STATED TASK: Look through the data for the string "Relationship". Copy every line where it is found.

Dataset listings of figures
[start]
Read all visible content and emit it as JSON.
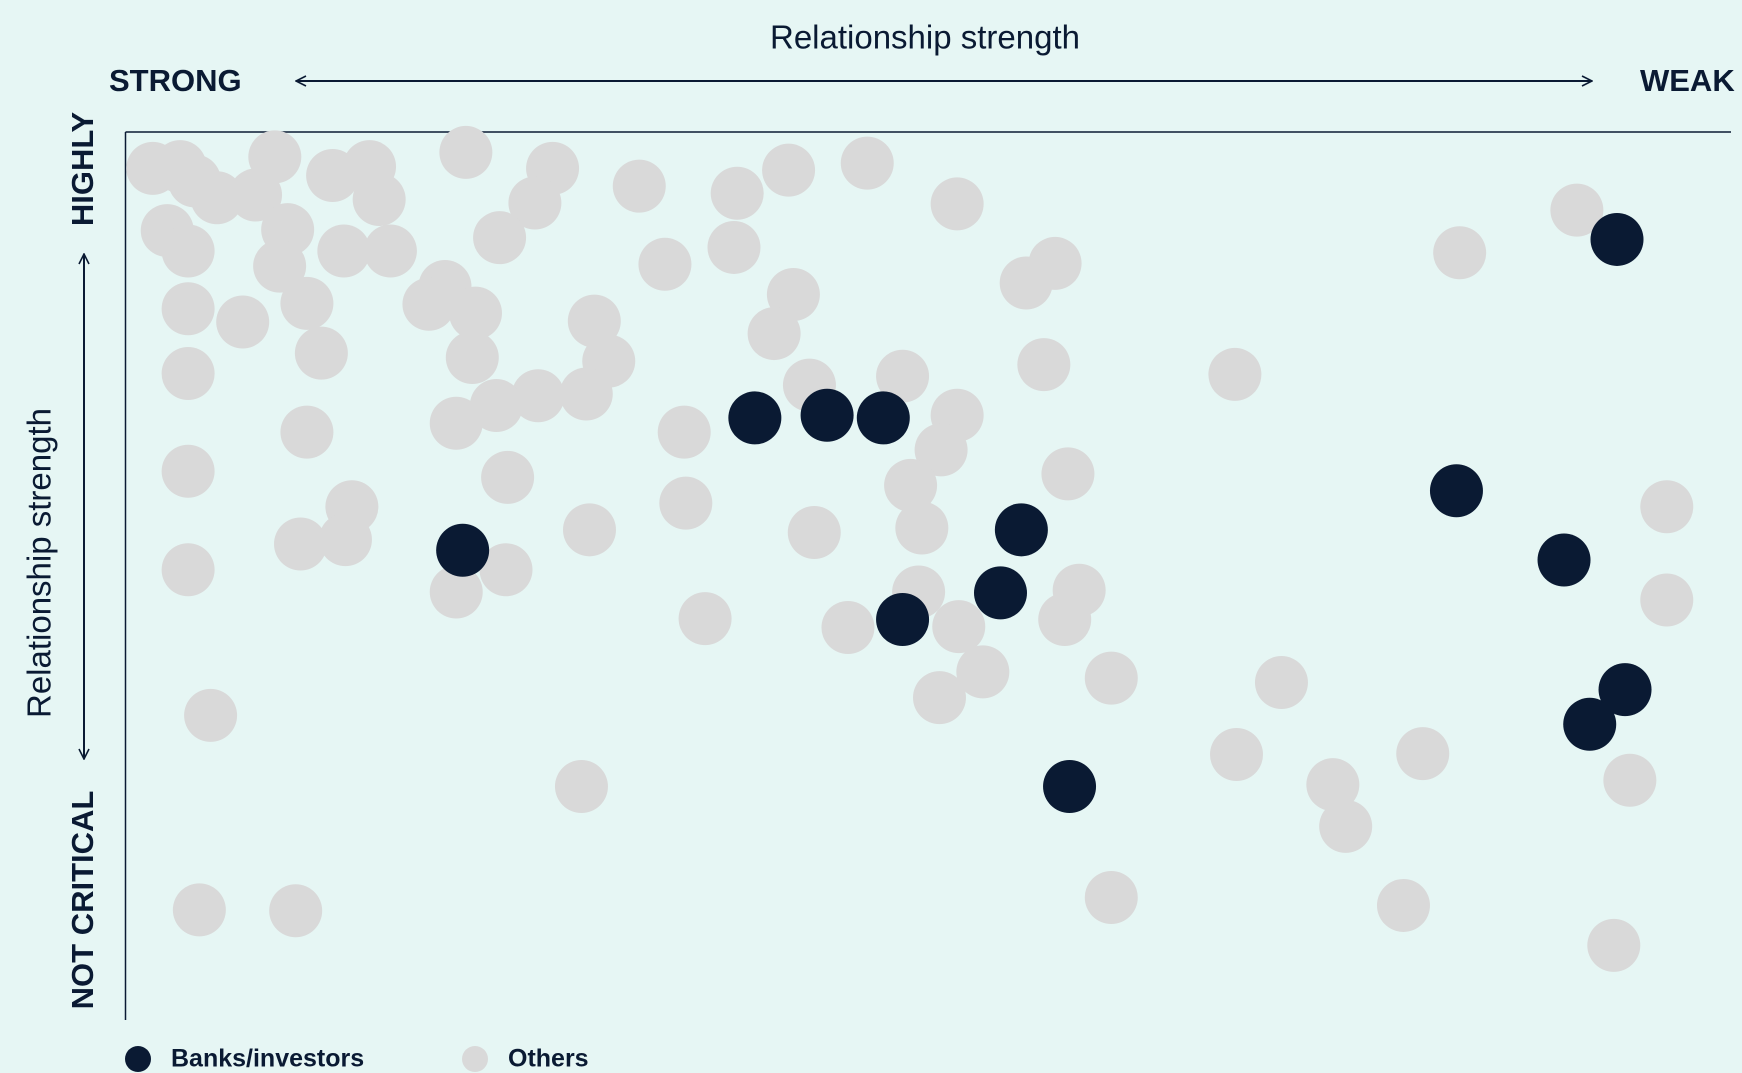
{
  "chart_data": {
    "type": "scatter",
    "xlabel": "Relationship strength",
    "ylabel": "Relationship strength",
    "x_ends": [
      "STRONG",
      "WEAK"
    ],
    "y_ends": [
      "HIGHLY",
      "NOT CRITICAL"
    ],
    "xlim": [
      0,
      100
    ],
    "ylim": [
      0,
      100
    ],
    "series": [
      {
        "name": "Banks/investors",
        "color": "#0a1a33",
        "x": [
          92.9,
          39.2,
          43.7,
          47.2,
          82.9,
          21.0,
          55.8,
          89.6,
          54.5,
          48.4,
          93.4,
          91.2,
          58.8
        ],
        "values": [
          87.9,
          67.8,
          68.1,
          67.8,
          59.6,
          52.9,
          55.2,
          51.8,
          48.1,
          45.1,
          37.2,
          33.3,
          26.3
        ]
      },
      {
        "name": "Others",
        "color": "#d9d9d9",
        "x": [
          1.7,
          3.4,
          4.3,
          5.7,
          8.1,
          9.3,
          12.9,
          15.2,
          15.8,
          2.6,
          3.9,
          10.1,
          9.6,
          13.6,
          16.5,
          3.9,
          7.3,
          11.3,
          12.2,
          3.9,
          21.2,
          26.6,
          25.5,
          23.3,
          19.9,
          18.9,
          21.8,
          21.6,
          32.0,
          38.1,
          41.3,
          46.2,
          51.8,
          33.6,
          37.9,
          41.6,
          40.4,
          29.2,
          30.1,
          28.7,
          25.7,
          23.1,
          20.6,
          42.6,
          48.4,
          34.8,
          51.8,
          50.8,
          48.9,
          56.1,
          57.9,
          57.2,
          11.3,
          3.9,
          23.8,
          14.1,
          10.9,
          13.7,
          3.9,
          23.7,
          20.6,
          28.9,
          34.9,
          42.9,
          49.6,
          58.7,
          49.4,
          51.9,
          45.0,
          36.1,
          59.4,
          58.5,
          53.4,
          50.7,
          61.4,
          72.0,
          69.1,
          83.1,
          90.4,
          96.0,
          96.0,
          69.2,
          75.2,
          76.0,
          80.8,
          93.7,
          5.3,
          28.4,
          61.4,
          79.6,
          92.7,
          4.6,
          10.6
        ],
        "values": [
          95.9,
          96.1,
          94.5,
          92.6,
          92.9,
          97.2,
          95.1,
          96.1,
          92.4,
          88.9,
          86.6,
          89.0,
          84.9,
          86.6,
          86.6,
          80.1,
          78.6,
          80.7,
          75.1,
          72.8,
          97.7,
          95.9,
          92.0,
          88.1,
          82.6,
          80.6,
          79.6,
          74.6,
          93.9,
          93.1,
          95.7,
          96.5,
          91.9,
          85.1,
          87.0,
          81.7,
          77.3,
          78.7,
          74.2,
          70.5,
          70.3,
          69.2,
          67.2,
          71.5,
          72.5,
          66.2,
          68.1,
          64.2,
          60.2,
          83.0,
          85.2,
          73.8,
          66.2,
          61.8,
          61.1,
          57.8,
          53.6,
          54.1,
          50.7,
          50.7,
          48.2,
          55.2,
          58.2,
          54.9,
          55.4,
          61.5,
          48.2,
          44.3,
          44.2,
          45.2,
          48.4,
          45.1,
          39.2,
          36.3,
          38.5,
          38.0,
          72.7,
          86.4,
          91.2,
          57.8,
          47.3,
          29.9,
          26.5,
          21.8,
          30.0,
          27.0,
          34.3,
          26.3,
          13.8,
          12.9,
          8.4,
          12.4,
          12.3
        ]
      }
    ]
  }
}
[end]
WRITTEN ANSWER:
    "xlabel": "Relationship strength",
    "ylabel": "Relationship strength",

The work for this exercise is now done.